## Task details
All lines in the data bearing the string "size" should be identified and copied.

----

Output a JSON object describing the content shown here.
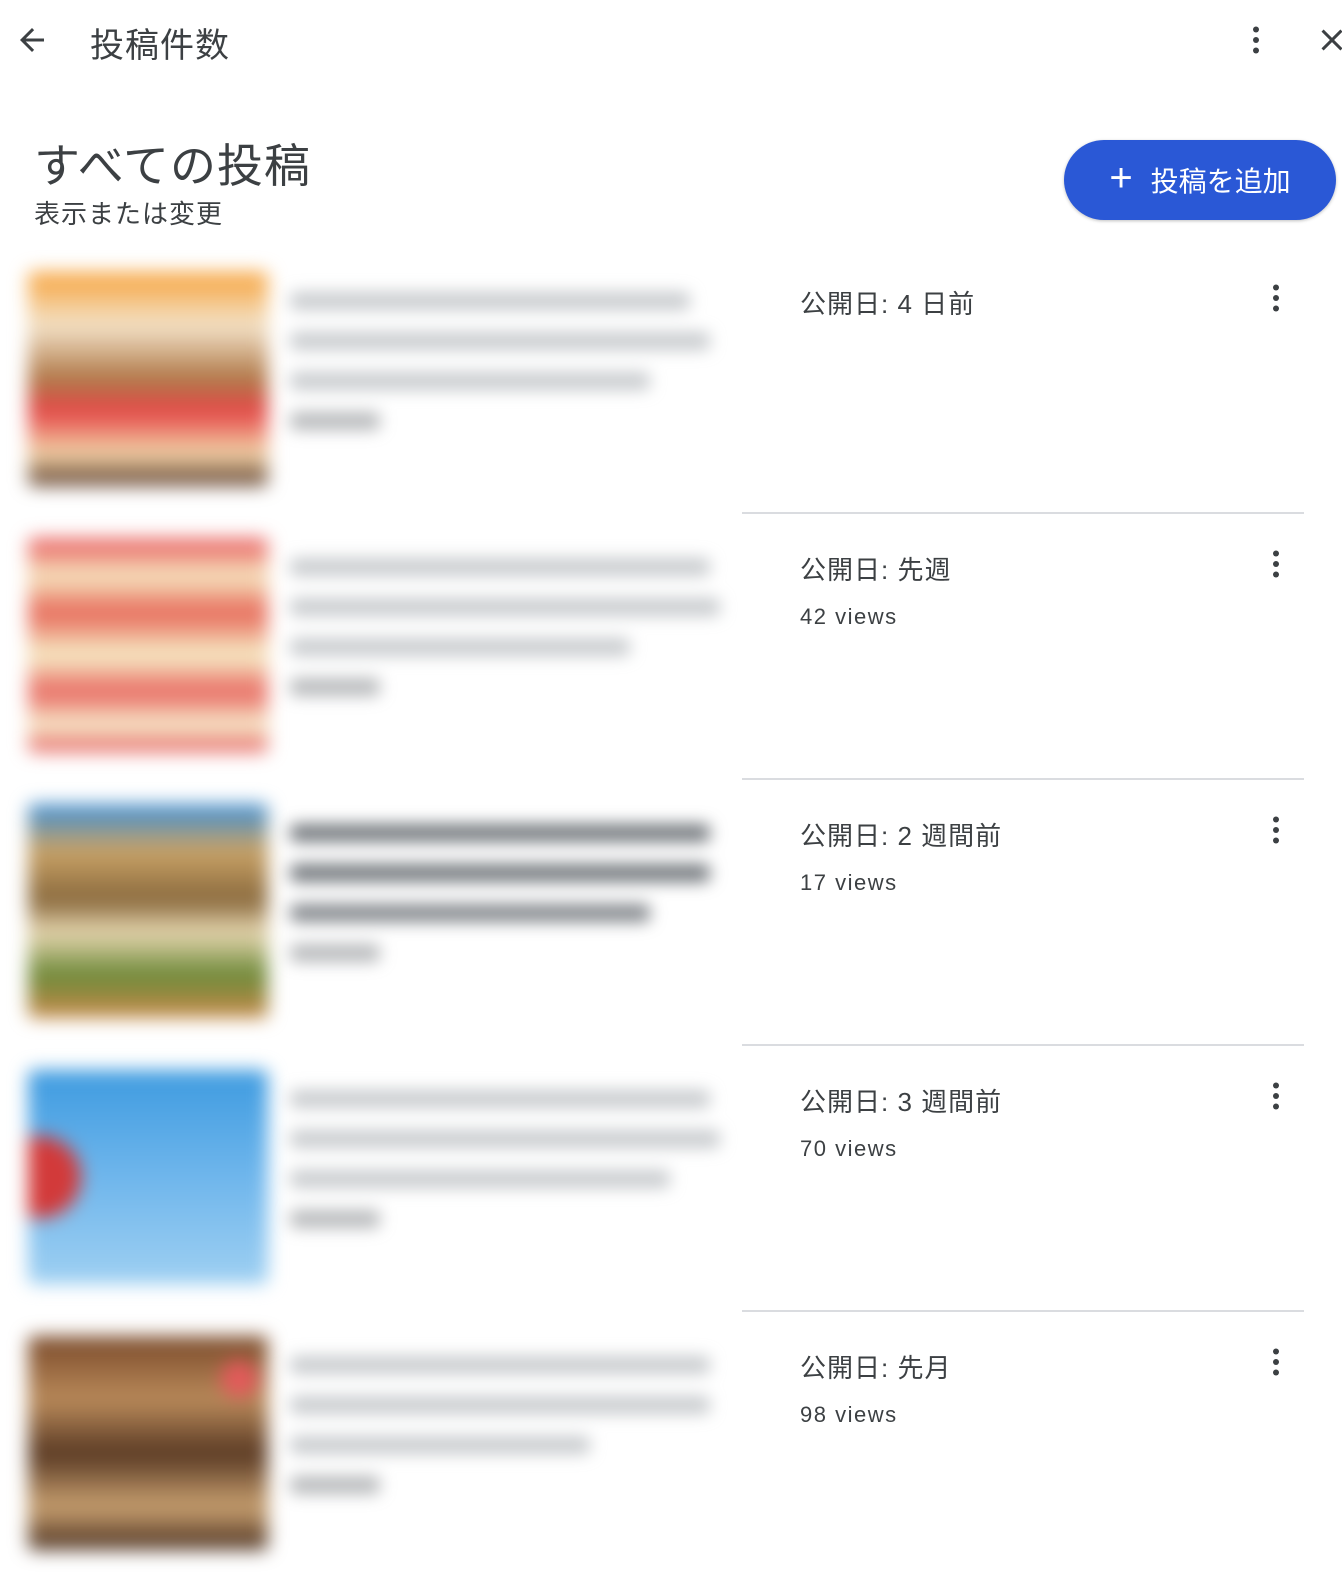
{
  "topbar": {
    "title": "投稿件数",
    "back_icon": "arrow-back-icon",
    "more_icon": "more-vert-icon",
    "close_icon": "close-icon"
  },
  "header": {
    "title": "すべての投稿",
    "subtitle": "表示または変更",
    "add_button_label": "投稿を追加",
    "accent_color": "#2a58d6"
  },
  "posts": [
    {
      "published": "公開日: 4 日前",
      "views": ""
    },
    {
      "published": "公開日: 先週",
      "views": "42 views"
    },
    {
      "published": "公開日: 2 週間前",
      "views": "17 views"
    },
    {
      "published": "公開日: 3 週間前",
      "views": "70 views"
    },
    {
      "published": "公開日: 先月",
      "views": "98 views"
    }
  ]
}
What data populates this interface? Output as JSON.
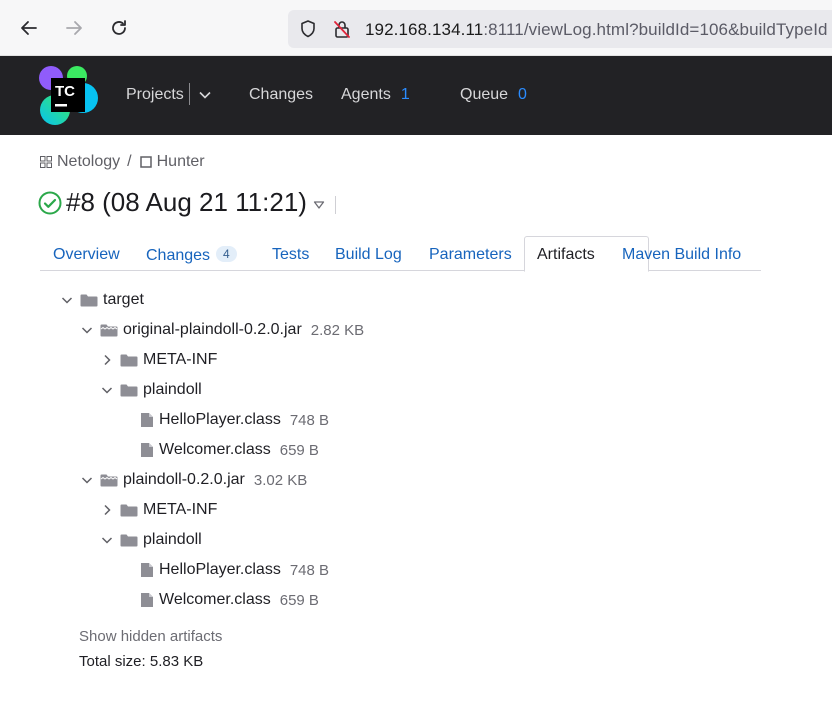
{
  "browser": {
    "url_host": "192.168.134.11",
    "url_rest": ":8111/viewLog.html?buildId=106&buildTypeId"
  },
  "header": {
    "logo_text": "TC",
    "nav": {
      "projects": "Projects",
      "changes": "Changes",
      "agents": "Agents",
      "agents_count": "1",
      "queue": "Queue",
      "queue_count": "0"
    }
  },
  "breadcrumb": {
    "project": "Netology",
    "separator": "/",
    "build_config": "Hunter"
  },
  "build": {
    "title": "#8 (08 Aug 21 11:21)",
    "status": "success"
  },
  "tabs": [
    {
      "label": "Overview"
    },
    {
      "label": "Changes",
      "badge": "4"
    },
    {
      "label": "Tests"
    },
    {
      "label": "Build Log"
    },
    {
      "label": "Parameters"
    },
    {
      "label": "Artifacts",
      "active": true
    },
    {
      "label": "Maven Build Info"
    }
  ],
  "tree": {
    "root": {
      "name": "target"
    },
    "jar1": {
      "name": "original-plaindoll-0.2.0.jar",
      "size": "2.82 KB"
    },
    "jar1_meta": {
      "name": "META-INF"
    },
    "jar1_pkg": {
      "name": "plaindoll"
    },
    "jar1_file1": {
      "name": "HelloPlayer.class",
      "size": "748 B"
    },
    "jar1_file2": {
      "name": "Welcomer.class",
      "size": "659 B"
    },
    "jar2": {
      "name": "plaindoll-0.2.0.jar",
      "size": "3.02 KB"
    },
    "jar2_meta": {
      "name": "META-INF"
    },
    "jar2_pkg": {
      "name": "plaindoll"
    },
    "jar2_file1": {
      "name": "HelloPlayer.class",
      "size": "748 B"
    },
    "jar2_file2": {
      "name": "Welcomer.class",
      "size": "659 B"
    }
  },
  "footer": {
    "show_hidden": "Show hidden artifacts",
    "total_size": "Total size: 5.83 KB"
  },
  "colors": {
    "header_bg": "#222225",
    "link": "#1764bd",
    "count": "#2a8cff",
    "success": "#2ba84a"
  }
}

----

## Written response
      "size": "2.82 KB"
      "size": "748 B"
      "size": "659 B"
      "size": "3.02 KB"
      "size": "748 B"
      "size": "659 B"
    "total_size": "Total size: 5.83 KB"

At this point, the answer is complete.